**EXERCISE BRIEF**: Transcribe the records that follow exactly. Skip the pictures.

**MATERIAL FOR THE TASK**:

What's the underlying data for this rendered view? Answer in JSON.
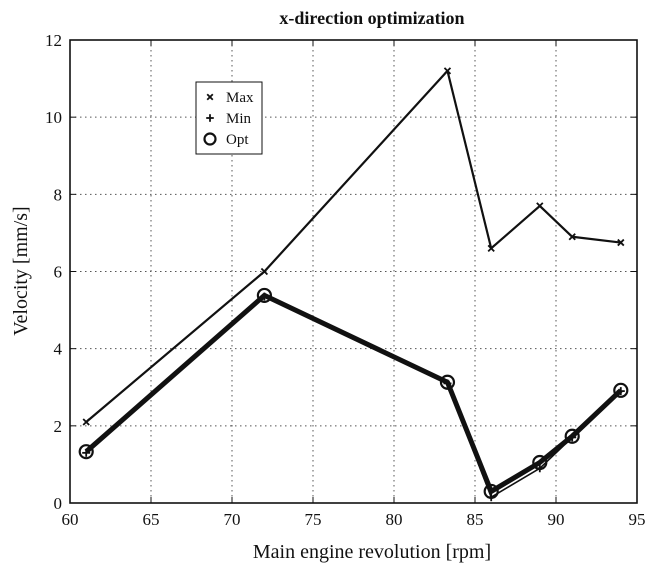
{
  "chart_data": {
    "type": "line",
    "title": "x-direction optimization",
    "xlabel": "Main engine revolution [rpm]",
    "ylabel": "Velocity [mm/s]",
    "xlim": [
      60,
      95
    ],
    "ylim": [
      0,
      12
    ],
    "xticks": [
      60,
      65,
      70,
      75,
      80,
      85,
      90,
      95
    ],
    "yticks": [
      0,
      2,
      4,
      6,
      8,
      10,
      12
    ],
    "grid": true,
    "legend_position": "top-left",
    "x": [
      61,
      72,
      83.3,
      86,
      89,
      91,
      94
    ],
    "series": [
      {
        "name": "Max",
        "marker": "x",
        "values": [
          2.1,
          6.0,
          11.2,
          6.6,
          7.7,
          6.9,
          6.75
        ]
      },
      {
        "name": "Min",
        "marker": "+",
        "values": [
          1.3,
          5.35,
          3.1,
          0.15,
          0.9,
          1.7,
          2.9
        ]
      },
      {
        "name": "Opt",
        "marker": "o",
        "values": [
          1.33,
          5.38,
          3.13,
          0.3,
          1.05,
          1.73,
          2.92
        ]
      }
    ]
  }
}
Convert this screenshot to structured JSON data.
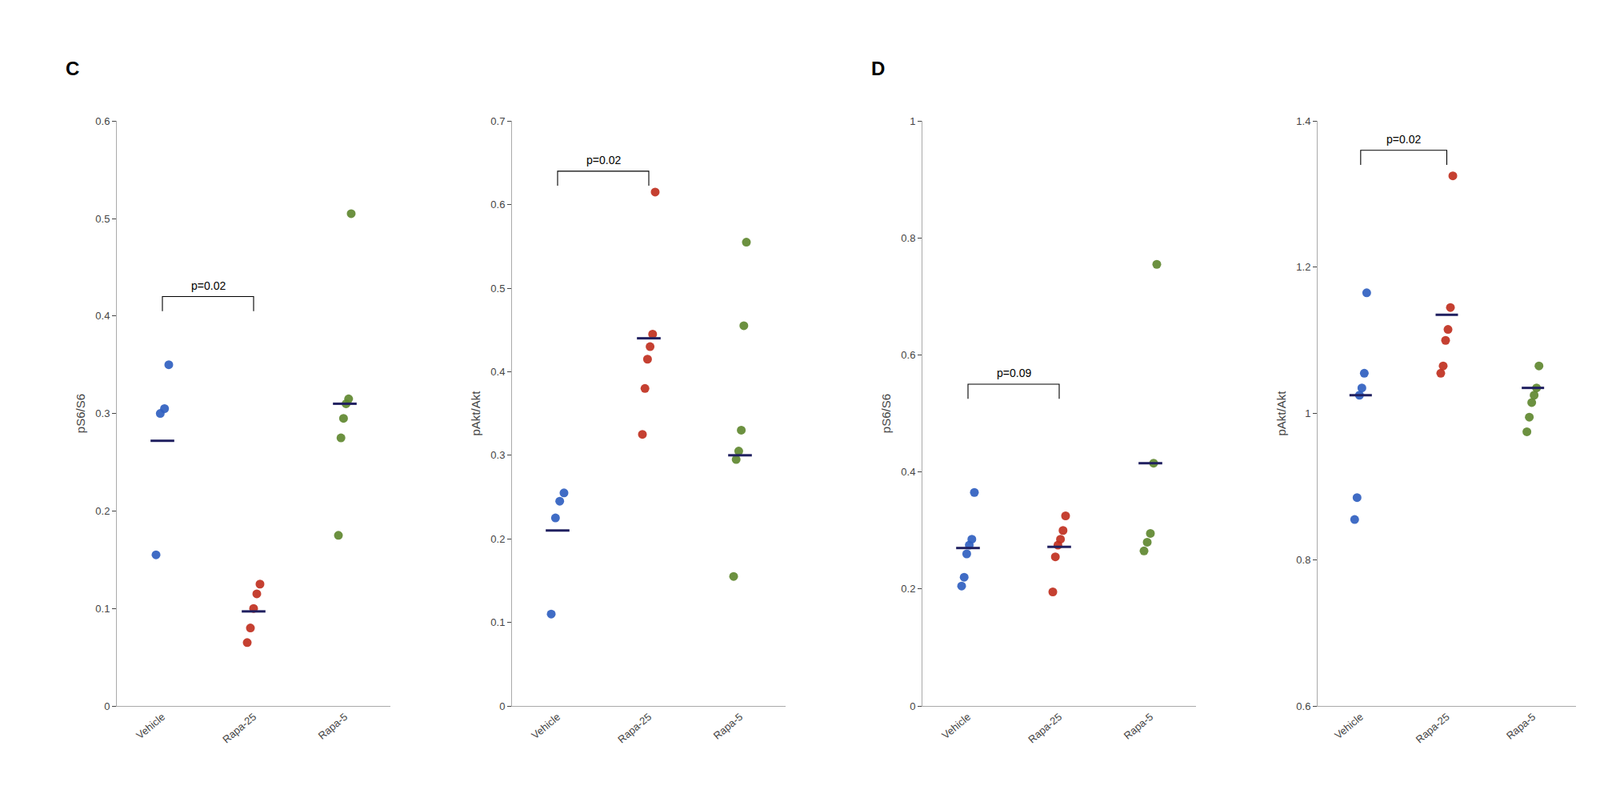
{
  "chart_data": [
    {
      "type": "strip",
      "title": "C",
      "categories": [
        "Vehicle",
        "Rapa-25",
        "Rapa-5"
      ],
      "ylabel": "pS6/S6",
      "ylim": [
        0,
        0.6
      ],
      "yticks": [
        0,
        0.1,
        0.2,
        0.3,
        0.4,
        0.5,
        0.6
      ],
      "grid": false,
      "series": [
        {
          "type": "scatter",
          "colors": [
            "#3060c0",
            "#c03020",
            "#608830"
          ],
          "values": [
            [
              0.155,
              0.3,
              0.305,
              0.35
            ],
            [
              0.065,
              0.08,
              0.1,
              0.115,
              0.125
            ],
            [
              0.175,
              0.275,
              0.295,
              0.31,
              0.315,
              0.505
            ]
          ]
        },
        {
          "type": "mean",
          "color": "#202060",
          "values": [
            0.272,
            0.097,
            0.31
          ]
        }
      ],
      "annotations": [
        {
          "text": "p=0.02",
          "from": "Vehicle",
          "to": "Rapa-25",
          "y": 0.42
        }
      ]
    },
    {
      "type": "strip",
      "categories": [
        "Vehicle",
        "Rapa-25",
        "Rapa-5"
      ],
      "ylabel": "pAkt/Akt",
      "ylim": [
        0,
        0.7
      ],
      "yticks": [
        0,
        0.1,
        0.2,
        0.3,
        0.4,
        0.5,
        0.6,
        0.7
      ],
      "grid": false,
      "series": [
        {
          "type": "scatter",
          "colors": [
            "#3060c0",
            "#c03020",
            "#608830"
          ],
          "values": [
            [
              0.11,
              0.225,
              0.245,
              0.255
            ],
            [
              0.325,
              0.38,
              0.415,
              0.43,
              0.445,
              0.615
            ],
            [
              0.155,
              0.295,
              0.305,
              0.33,
              0.455,
              0.555
            ]
          ]
        },
        {
          "type": "mean",
          "color": "#202060",
          "values": [
            0.21,
            0.44,
            0.3
          ]
        }
      ],
      "annotations": [
        {
          "text": "p=0.02",
          "from": "Vehicle",
          "to": "Rapa-25",
          "y": 0.64
        }
      ]
    },
    {
      "type": "strip",
      "title": "D",
      "categories": [
        "Vehicle",
        "Rapa-25",
        "Rapa-5"
      ],
      "ylabel": "pS6/S6",
      "ylim": [
        0,
        1.0
      ],
      "yticks": [
        0,
        0.2,
        0.4,
        0.6,
        0.8,
        1.0
      ],
      "grid": false,
      "series": [
        {
          "type": "scatter",
          "colors": [
            "#3060c0",
            "#c03020",
            "#608830"
          ],
          "values": [
            [
              0.205,
              0.22,
              0.26,
              0.275,
              0.285,
              0.365
            ],
            [
              0.195,
              0.255,
              0.275,
              0.285,
              0.3,
              0.325
            ],
            [
              0.265,
              0.28,
              0.295,
              0.415,
              0.755
            ]
          ]
        },
        {
          "type": "mean",
          "color": "#202060",
          "values": [
            0.27,
            0.272,
            0.415
          ]
        }
      ],
      "annotations": [
        {
          "text": "p=0.09",
          "from": "Vehicle",
          "to": "Rapa-25",
          "y": 0.55
        }
      ]
    },
    {
      "type": "strip",
      "categories": [
        "Vehicle",
        "Rapa-25",
        "Rapa-5"
      ],
      "ylabel": "pAkt/Akt",
      "ylim": [
        0.6,
        1.4
      ],
      "yticks": [
        0.6,
        0.8,
        1.0,
        1.2,
        1.4
      ],
      "grid": false,
      "series": [
        {
          "type": "scatter",
          "colors": [
            "#3060c0",
            "#c03020",
            "#608830"
          ],
          "values": [
            [
              0.855,
              0.885,
              1.025,
              1.035,
              1.055,
              1.165
            ],
            [
              1.055,
              1.065,
              1.1,
              1.115,
              1.145,
              1.325
            ],
            [
              0.975,
              0.995,
              1.015,
              1.025,
              1.035,
              1.065
            ]
          ]
        },
        {
          "type": "mean",
          "color": "#202060",
          "values": [
            1.025,
            1.135,
            1.035
          ]
        }
      ],
      "annotations": [
        {
          "text": "p=0.02",
          "from": "Vehicle",
          "to": "Rapa-25",
          "y": 1.36
        }
      ]
    }
  ]
}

**RIGHT ANSWER**:
What's the underlying data for this rendered view? Answer in JSON.
{
  "chart_data": {
    "type": "line",
    "title": "x-direction optimization",
    "xlabel": "Main engine revolution [rpm]",
    "ylabel": "Velocity [mm/s]",
    "xlim": [
      60,
      95
    ],
    "ylim": [
      0,
      12
    ],
    "xticks": [
      60,
      65,
      70,
      75,
      80,
      85,
      90,
      95
    ],
    "yticks": [
      0,
      2,
      4,
      6,
      8,
      10,
      12
    ],
    "grid": true,
    "legend_position": "top-left",
    "x": [
      61,
      72,
      83.3,
      86,
      89,
      91,
      94
    ],
    "series": [
      {
        "name": "Max",
        "marker": "x",
        "values": [
          2.1,
          6.0,
          11.2,
          6.6,
          7.7,
          6.9,
          6.75
        ]
      },
      {
        "name": "Min",
        "marker": "+",
        "values": [
          1.3,
          5.35,
          3.1,
          0.15,
          0.9,
          1.7,
          2.9
        ]
      },
      {
        "name": "Opt",
        "marker": "o",
        "values": [
          1.33,
          5.38,
          3.13,
          0.3,
          1.05,
          1.73,
          2.92
        ]
      }
    ]
  }
}
Convert this screenshot to structured JSON data.
{
  "chart_data": [
    {
      "type": "strip",
      "title": "C",
      "categories": [
        "Vehicle",
        "Rapa-25",
        "Rapa-5"
      ],
      "ylabel": "pS6/S6",
      "ylim": [
        0,
        0.6
      ],
      "yticks": [
        0,
        0.1,
        0.2,
        0.3,
        0.4,
        0.5,
        0.6
      ],
      "grid": false,
      "series": [
        {
          "type": "scatter",
          "colors": [
            "#3060c0",
            "#c03020",
            "#608830"
          ],
          "values": [
            [
              0.155,
              0.3,
              0.305,
              0.35
            ],
            [
              0.065,
              0.08,
              0.1,
              0.115,
              0.125
            ],
            [
              0.175,
              0.275,
              0.295,
              0.31,
              0.315,
              0.505
            ]
          ]
        },
        {
          "type": "mean",
          "color": "#202060",
          "values": [
            0.272,
            0.097,
            0.31
          ]
        }
      ],
      "annotations": [
        {
          "text": "p=0.02",
          "from": "Vehicle",
          "to": "Rapa-25",
          "y": 0.42
        }
      ]
    },
    {
      "type": "strip",
      "categories": [
        "Vehicle",
        "Rapa-25",
        "Rapa-5"
      ],
      "ylabel": "pAkt/Akt",
      "ylim": [
        0,
        0.7
      ],
      "yticks": [
        0,
        0.1,
        0.2,
        0.3,
        0.4,
        0.5,
        0.6,
        0.7
      ],
      "grid": false,
      "series": [
        {
          "type": "scatter",
          "colors": [
            "#3060c0",
            "#c03020",
            "#608830"
          ],
          "values": [
            [
              0.11,
              0.225,
              0.245,
              0.255
            ],
            [
              0.325,
              0.38,
              0.415,
              0.43,
              0.445,
              0.615
            ],
            [
              0.155,
              0.295,
              0.305,
              0.33,
              0.455,
              0.555
            ]
          ]
        },
        {
          "type": "mean",
          "color": "#202060",
          "values": [
            0.21,
            0.44,
            0.3
          ]
        }
      ],
      "annotations": [
        {
          "text": "p=0.02",
          "from": "Vehicle",
          "to": "Rapa-25",
          "y": 0.64
        }
      ]
    },
    {
      "type": "strip",
      "title": "D",
      "categories": [
        "Vehicle",
        "Rapa-25",
        "Rapa-5"
      ],
      "ylabel": "pS6/S6",
      "ylim": [
        0,
        1.0
      ],
      "yticks": [
        0,
        0.2,
        0.4,
        0.6,
        0.8,
        1.0
      ],
      "grid": false,
      "series": [
        {
          "type": "scatter",
          "colors": [
            "#3060c0",
            "#c03020",
            "#608830"
          ],
          "values": [
            [
              0.205,
              0.22,
              0.26,
              0.275,
              0.285,
              0.365
            ],
            [
              0.195,
              0.255,
              0.275,
              0.285,
              0.3,
              0.325
            ],
            [
              0.265,
              0.28,
              0.295,
              0.415,
              0.755
            ]
          ]
        },
        {
          "type": "mean",
          "color": "#202060",
          "values": [
            0.27,
            0.272,
            0.415
          ]
        }
      ],
      "annotations": [
        {
          "text": "p=0.09",
          "from": "Vehicle",
          "to": "Rapa-25",
          "y": 0.55
        }
      ]
    },
    {
      "type": "strip",
      "categories": [
        "Vehicle",
        "Rapa-25",
        "Rapa-5"
      ],
      "ylabel": "pAkt/Akt",
      "ylim": [
        0.6,
        1.4
      ],
      "yticks": [
        0.6,
        0.8,
        1.0,
        1.2,
        1.4
      ],
      "grid": false,
      "series": [
        {
          "type": "scatter",
          "colors": [
            "#3060c0",
            "#c03020",
            "#608830"
          ],
          "values": [
            [
              0.855,
              0.885,
              1.025,
              1.035,
              1.055,
              1.165
            ],
            [
              1.055,
              1.065,
              1.1,
              1.115,
              1.145,
              1.325
            ],
            [
              0.975,
              0.995,
              1.015,
              1.025,
              1.035,
              1.065
            ]
          ]
        },
        {
          "type": "mean",
          "color": "#202060",
          "values": [
            1.025,
            1.135,
            1.035
          ]
        }
      ],
      "annotations": [
        {
          "text": "p=0.02",
          "from": "Vehicle",
          "to": "Rapa-25",
          "y": 1.36
        }
      ]
    }
  ]
}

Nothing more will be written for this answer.